> **Exercise directions**: Restate each line word for word. Leave out every picture.

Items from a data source
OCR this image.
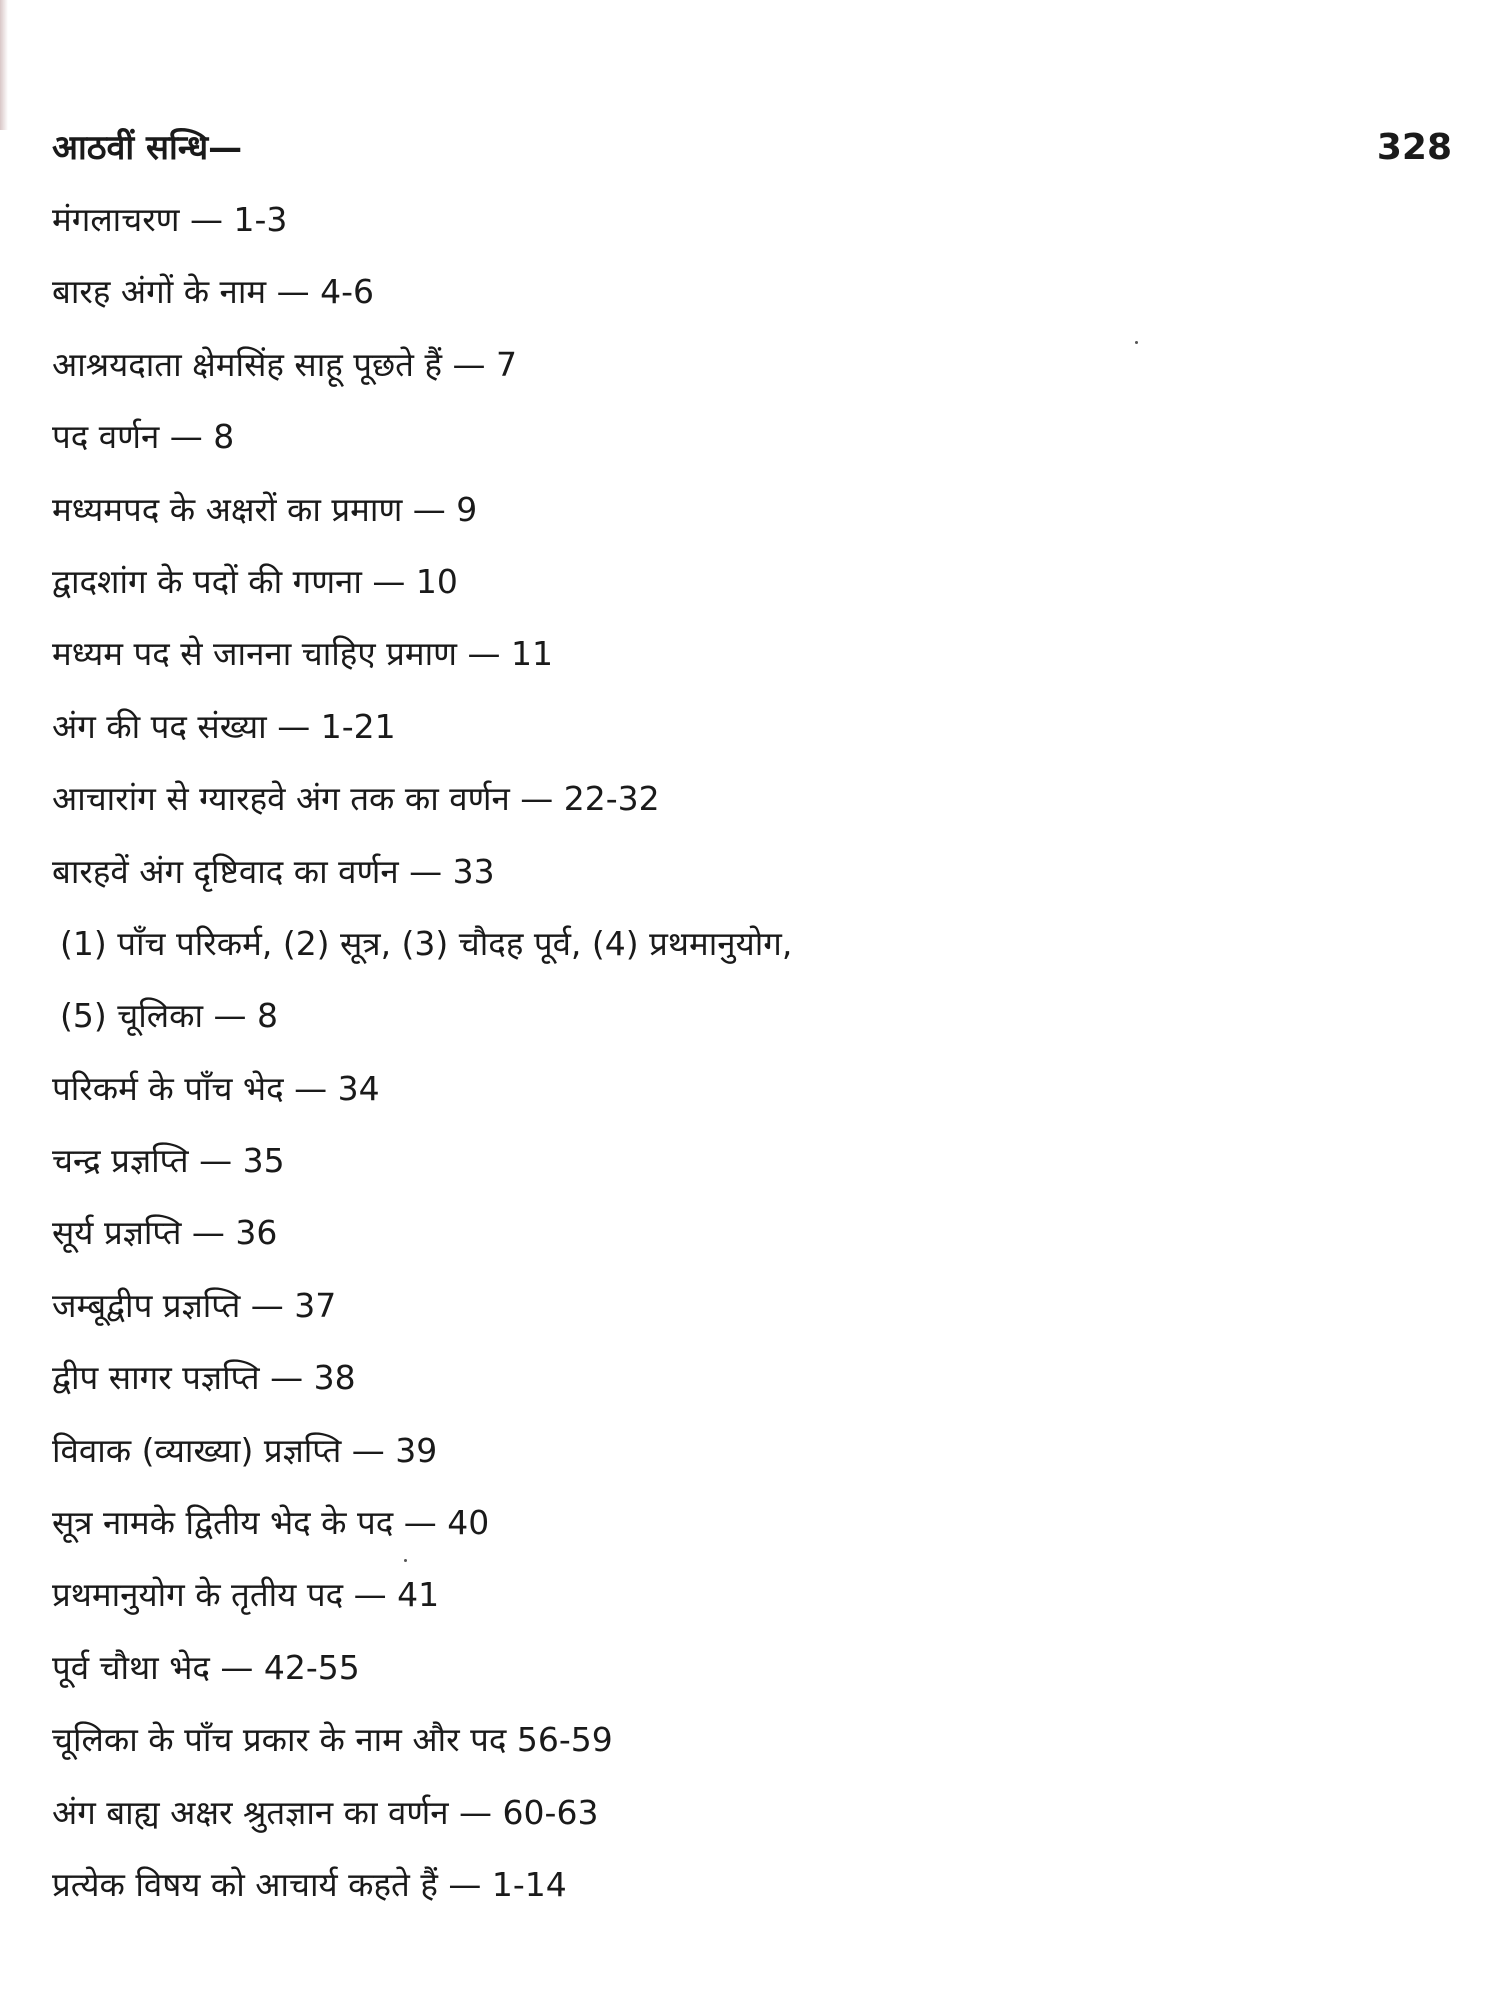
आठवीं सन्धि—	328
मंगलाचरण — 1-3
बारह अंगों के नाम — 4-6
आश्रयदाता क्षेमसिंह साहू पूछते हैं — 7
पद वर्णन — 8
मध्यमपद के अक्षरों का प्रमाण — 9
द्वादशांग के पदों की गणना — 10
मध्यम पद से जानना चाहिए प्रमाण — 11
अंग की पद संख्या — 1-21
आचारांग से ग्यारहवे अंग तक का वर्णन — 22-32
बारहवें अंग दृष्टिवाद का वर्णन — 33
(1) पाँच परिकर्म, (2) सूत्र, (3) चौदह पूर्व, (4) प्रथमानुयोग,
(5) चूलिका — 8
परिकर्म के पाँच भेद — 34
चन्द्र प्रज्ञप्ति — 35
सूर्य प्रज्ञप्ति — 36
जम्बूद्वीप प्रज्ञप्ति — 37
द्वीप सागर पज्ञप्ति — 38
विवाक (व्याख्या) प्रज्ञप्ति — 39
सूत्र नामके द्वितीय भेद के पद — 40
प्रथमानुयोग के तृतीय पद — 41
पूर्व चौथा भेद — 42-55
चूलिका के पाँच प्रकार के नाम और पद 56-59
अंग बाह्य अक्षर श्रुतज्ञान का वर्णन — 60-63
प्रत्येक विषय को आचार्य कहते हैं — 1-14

> **Finished task**:
OCR this image.
आठवीं सन्धि—	328
मंगलाचरण — 1-3
बारह अंगों के नाम — 4-6
आश्रयदाता क्षेमसिंह साहू पूछते हैं — 7
पद वर्णन — 8
मध्यमपद के अक्षरों का प्रमाण — 9
द्वादशांग के पदों की गणना — 10
मध्यम पद से जानना चाहिए प्रमाण — 11
अंग की पद संख्या — 1-21
आचारांग से ग्यारहवे अंग तक का वर्णन — 22-32
बारहवें अंग दृष्टिवाद का वर्णन — 33
(1) पाँच परिकर्म, (2) सूत्र, (3) चौदह पूर्व, (4) प्रथमानुयोग,
(5) चूलिका — 8
परिकर्म के पाँच भेद — 34
चन्द्र प्रज्ञप्ति — 35
सूर्य प्रज्ञप्ति — 36
जम्बूद्वीप प्रज्ञप्ति — 37
द्वीप सागर पज्ञप्ति — 38
विवाक (व्याख्या) प्रज्ञप्ति — 39
सूत्र नामके द्वितीय भेद के पद — 40
प्रथमानुयोग के तृतीय पद — 41
पूर्व चौथा भेद — 42-55
चूलिका के पाँच प्रकार के नाम और पद 56-59
अंग बाह्य अक्षर श्रुतज्ञान का वर्णन — 60-63
प्रत्येक विषय को आचार्य कहते हैं — 1-14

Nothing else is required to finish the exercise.